• [TASK PROMPT]: Retype only the lines from the one containing "Read the values" through the one containing "Parse this screenshot: output", both included, word for word. Pictures stay out of the copy.

• [STORED DATA]:
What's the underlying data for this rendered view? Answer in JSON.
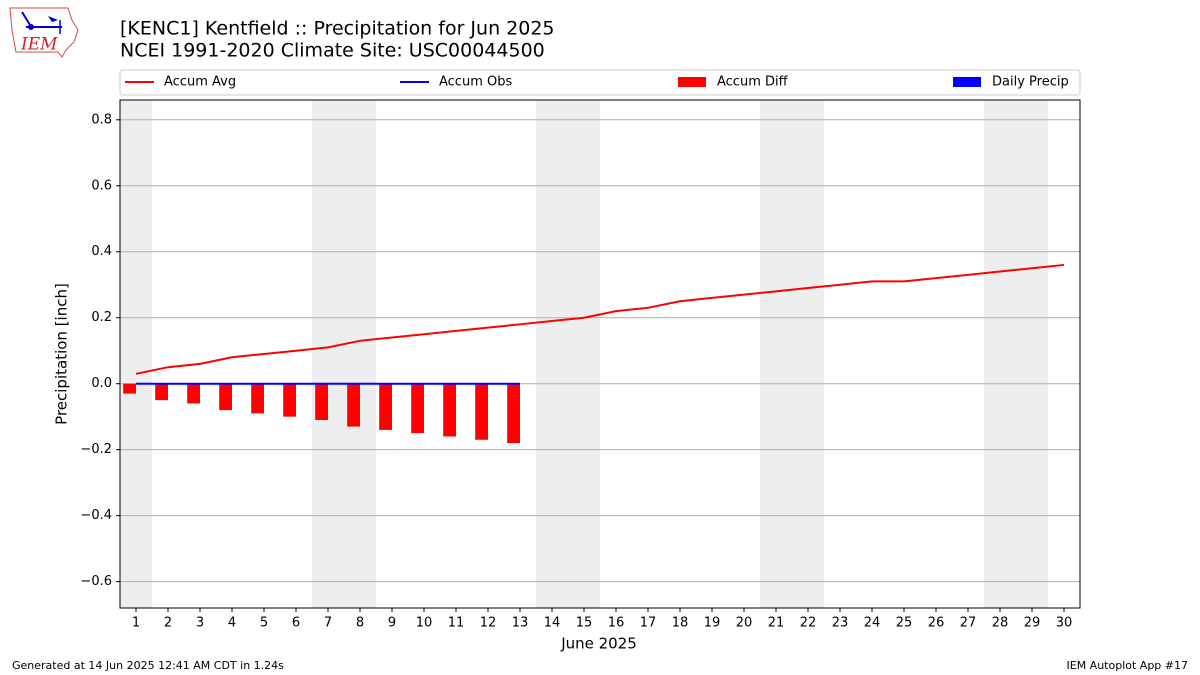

---

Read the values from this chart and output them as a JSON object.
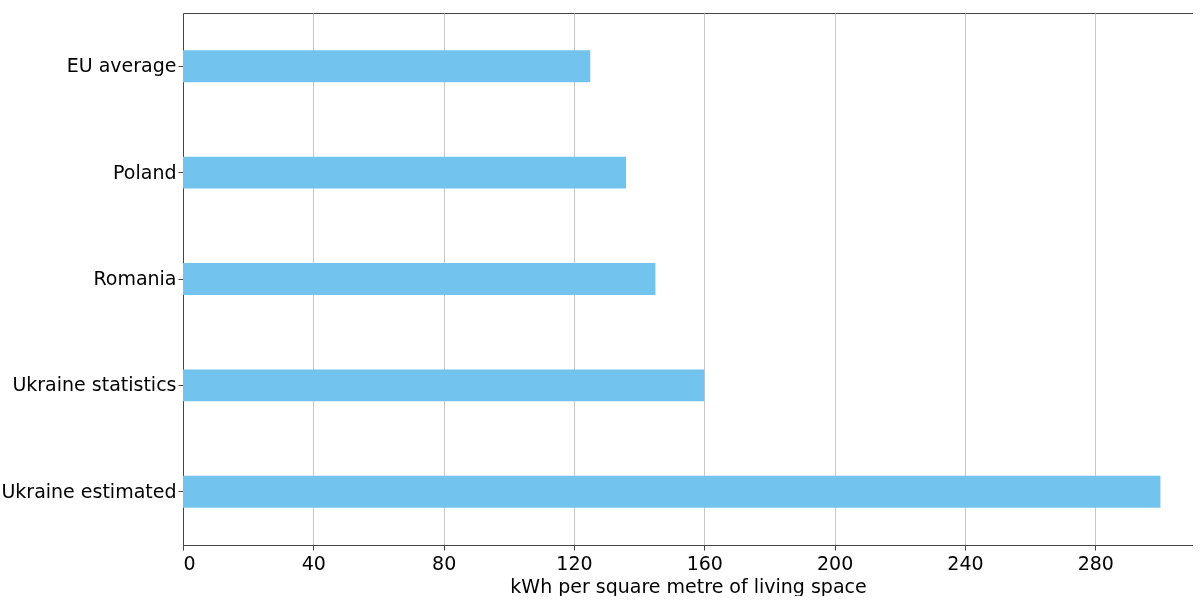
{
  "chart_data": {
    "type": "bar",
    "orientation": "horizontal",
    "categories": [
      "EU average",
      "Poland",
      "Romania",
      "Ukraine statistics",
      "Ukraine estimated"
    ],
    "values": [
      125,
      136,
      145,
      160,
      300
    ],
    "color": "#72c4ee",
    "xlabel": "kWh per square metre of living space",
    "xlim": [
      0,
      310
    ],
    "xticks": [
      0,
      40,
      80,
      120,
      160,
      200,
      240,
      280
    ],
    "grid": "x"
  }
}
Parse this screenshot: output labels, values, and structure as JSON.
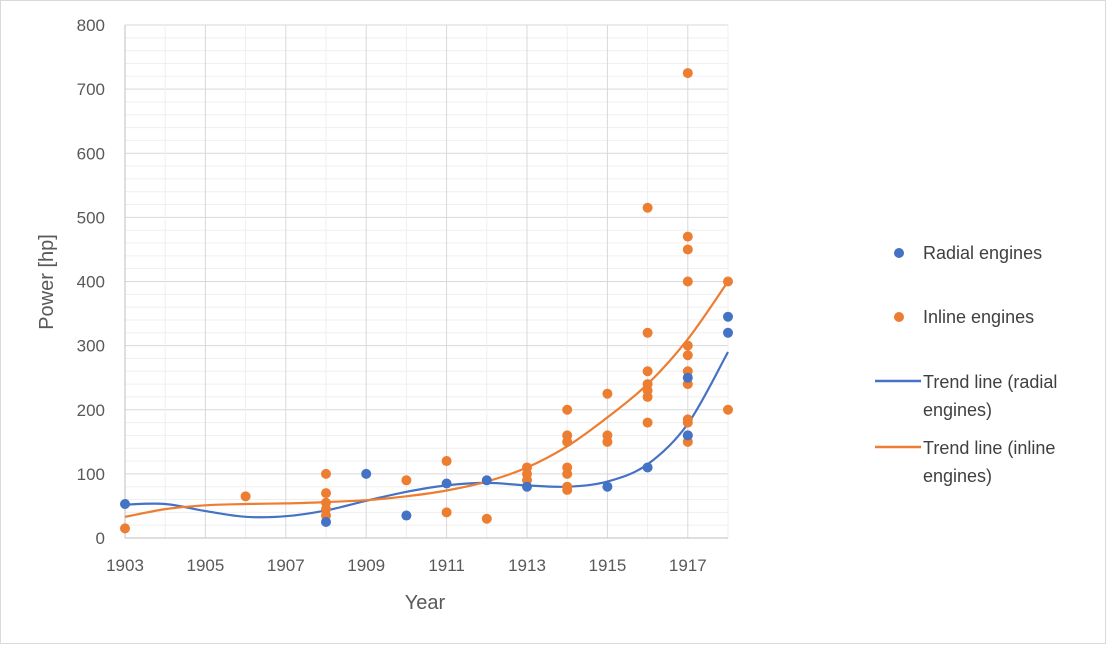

• [FINAL RESULT]:
Read the values from this chart and output them as a JSON object.
{
  "chart_data": {
    "type": "bar",
    "orientation": "horizontal",
    "categories": [
      "EU average",
      "Poland",
      "Romania",
      "Ukraine statistics",
      "Ukraine estimated"
    ],
    "values": [
      125,
      136,
      145,
      160,
      300
    ],
    "color": "#72c4ee",
    "xlabel": "kWh per square metre of living space",
    "xlim": [
      0,
      310
    ],
    "xticks": [
      0,
      40,
      80,
      120,
      160,
      200,
      240,
      280
    ],
    "grid": "x"
  }
}
Parse this screenshot: output labels, values, and structure as JSON.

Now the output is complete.